Note each line where "swedish" appears, and copy it.
[BEGIN Stored records]
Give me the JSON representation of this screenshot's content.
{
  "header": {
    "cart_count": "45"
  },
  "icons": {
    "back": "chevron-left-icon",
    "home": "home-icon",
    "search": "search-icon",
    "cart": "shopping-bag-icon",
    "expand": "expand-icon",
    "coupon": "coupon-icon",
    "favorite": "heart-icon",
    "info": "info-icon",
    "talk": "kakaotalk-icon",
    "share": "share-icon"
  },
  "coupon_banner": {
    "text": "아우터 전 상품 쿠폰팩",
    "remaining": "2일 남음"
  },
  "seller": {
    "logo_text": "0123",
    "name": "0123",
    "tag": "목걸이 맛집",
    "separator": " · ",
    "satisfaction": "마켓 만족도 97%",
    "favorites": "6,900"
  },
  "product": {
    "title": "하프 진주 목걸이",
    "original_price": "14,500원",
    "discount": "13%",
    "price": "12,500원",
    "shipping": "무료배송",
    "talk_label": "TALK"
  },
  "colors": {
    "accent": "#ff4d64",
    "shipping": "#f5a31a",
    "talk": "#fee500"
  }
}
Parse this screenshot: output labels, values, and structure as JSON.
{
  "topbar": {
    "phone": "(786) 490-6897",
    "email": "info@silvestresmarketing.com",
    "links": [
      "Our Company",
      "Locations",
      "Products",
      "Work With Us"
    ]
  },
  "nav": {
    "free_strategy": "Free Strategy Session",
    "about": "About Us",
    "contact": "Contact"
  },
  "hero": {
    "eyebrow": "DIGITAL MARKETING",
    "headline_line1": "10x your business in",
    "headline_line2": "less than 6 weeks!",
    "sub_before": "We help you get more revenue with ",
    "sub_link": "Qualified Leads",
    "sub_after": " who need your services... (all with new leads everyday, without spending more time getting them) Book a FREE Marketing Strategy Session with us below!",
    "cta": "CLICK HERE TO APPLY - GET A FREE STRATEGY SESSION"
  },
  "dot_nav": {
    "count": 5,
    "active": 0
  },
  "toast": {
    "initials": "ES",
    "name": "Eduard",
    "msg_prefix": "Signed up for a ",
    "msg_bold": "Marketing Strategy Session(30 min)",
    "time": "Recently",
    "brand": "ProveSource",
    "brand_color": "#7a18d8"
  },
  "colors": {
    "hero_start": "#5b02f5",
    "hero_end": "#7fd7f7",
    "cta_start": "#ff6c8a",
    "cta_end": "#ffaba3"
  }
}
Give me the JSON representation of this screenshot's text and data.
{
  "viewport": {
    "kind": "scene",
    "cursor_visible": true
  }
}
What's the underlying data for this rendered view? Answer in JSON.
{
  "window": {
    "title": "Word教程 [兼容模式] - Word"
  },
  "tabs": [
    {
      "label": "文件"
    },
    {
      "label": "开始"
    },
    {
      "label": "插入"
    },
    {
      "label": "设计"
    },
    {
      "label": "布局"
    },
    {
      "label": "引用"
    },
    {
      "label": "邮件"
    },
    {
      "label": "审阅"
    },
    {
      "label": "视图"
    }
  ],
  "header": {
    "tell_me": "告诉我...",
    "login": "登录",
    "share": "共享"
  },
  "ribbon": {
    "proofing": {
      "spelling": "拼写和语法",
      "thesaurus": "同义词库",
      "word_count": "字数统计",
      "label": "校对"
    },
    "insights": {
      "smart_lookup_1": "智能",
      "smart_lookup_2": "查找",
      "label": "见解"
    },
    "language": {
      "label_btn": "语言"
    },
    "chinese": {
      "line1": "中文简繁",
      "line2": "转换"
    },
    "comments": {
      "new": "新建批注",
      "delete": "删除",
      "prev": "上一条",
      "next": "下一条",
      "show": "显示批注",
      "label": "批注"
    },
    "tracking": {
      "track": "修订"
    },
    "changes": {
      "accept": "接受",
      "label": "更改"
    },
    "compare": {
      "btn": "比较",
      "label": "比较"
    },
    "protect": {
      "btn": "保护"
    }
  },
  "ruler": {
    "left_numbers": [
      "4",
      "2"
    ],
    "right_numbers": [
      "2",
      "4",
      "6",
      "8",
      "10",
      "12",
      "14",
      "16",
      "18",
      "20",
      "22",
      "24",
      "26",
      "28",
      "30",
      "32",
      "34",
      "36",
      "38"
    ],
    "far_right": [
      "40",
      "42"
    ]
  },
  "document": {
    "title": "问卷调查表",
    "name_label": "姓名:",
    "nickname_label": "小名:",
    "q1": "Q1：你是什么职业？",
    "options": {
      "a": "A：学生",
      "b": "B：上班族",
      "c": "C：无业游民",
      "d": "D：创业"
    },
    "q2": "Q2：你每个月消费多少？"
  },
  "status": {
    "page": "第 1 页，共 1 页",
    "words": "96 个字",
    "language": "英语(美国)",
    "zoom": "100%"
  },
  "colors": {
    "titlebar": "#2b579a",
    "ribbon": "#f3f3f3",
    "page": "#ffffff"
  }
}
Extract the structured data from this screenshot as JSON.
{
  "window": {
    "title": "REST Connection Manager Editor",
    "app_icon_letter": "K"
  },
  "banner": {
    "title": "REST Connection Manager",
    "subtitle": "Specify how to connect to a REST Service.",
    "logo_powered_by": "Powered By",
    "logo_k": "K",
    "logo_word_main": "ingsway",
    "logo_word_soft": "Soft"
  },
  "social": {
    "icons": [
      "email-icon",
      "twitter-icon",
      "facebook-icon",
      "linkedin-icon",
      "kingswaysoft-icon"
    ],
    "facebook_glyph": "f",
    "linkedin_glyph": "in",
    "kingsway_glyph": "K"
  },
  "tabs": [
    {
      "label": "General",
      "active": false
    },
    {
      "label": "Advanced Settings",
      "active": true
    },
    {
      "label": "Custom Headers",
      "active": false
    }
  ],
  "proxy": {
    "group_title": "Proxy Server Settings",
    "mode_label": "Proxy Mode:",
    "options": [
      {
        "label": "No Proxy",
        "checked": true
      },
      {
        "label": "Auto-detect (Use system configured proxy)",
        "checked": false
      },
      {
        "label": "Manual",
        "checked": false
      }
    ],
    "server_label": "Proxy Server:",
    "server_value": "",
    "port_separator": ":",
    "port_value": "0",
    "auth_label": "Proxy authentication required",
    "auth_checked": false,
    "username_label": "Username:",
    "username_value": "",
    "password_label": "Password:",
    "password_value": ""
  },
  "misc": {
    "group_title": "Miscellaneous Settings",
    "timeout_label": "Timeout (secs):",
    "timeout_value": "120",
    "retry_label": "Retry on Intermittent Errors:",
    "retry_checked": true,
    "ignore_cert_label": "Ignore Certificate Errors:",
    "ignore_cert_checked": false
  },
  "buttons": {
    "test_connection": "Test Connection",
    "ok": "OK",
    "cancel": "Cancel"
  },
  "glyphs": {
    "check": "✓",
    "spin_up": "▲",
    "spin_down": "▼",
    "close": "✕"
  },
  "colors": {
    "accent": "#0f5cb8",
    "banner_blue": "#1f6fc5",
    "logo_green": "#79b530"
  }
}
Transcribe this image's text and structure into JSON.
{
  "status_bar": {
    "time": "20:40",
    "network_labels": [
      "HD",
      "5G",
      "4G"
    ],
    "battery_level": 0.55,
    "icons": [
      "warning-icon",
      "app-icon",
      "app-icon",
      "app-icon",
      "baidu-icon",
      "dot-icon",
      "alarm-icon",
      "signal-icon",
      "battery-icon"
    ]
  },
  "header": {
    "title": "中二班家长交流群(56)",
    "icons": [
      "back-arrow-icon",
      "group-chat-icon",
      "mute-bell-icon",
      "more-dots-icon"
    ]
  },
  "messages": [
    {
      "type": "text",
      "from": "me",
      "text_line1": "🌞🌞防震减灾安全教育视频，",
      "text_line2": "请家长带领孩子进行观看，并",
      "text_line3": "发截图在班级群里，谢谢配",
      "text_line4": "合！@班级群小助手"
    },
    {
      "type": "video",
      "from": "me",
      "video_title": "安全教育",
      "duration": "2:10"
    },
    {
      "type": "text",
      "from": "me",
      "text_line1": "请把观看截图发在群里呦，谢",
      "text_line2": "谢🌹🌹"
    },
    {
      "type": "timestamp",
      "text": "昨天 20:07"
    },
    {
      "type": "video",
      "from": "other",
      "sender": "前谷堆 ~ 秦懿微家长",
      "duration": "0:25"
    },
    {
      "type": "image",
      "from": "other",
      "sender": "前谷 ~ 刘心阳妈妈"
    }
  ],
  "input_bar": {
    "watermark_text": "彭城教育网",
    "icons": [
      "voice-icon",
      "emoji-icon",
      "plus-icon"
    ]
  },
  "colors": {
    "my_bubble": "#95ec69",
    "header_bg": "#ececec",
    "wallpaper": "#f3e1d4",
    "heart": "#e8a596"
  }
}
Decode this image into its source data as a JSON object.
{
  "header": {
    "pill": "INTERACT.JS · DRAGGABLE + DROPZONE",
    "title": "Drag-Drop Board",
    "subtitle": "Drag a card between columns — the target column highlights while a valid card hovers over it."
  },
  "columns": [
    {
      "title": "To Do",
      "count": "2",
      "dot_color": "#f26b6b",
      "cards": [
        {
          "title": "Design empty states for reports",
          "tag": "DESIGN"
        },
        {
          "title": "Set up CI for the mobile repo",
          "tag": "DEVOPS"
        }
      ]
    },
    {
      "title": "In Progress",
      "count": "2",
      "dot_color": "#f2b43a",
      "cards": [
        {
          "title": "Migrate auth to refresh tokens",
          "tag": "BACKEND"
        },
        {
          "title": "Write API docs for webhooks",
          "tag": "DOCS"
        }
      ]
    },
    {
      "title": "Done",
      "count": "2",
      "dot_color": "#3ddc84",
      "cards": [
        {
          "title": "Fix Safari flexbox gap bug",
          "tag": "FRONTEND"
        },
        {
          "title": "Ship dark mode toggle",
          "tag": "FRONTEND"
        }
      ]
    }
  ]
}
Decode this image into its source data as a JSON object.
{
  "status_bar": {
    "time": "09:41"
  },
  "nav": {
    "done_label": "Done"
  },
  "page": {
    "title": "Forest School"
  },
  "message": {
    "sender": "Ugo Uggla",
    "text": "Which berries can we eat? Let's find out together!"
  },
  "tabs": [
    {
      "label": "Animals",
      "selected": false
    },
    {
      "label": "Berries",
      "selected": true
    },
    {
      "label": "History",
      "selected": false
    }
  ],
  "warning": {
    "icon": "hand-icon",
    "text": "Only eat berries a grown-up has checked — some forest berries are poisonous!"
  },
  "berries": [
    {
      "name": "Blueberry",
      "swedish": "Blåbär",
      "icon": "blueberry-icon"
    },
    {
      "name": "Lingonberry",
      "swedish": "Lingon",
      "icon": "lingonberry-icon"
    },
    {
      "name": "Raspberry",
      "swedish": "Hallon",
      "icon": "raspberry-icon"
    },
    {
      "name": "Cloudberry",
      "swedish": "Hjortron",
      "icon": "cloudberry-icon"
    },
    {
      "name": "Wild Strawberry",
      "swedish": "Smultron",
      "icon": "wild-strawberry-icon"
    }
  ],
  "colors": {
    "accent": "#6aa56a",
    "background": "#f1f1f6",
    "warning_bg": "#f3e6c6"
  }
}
[END Stored records]
* **Full answer**:
      "swedish": "Blåbär",
      "swedish": "Lingon",
      "swedish": "Hallon",
      "swedish": "Hjortron",
      "swedish": "Smultron",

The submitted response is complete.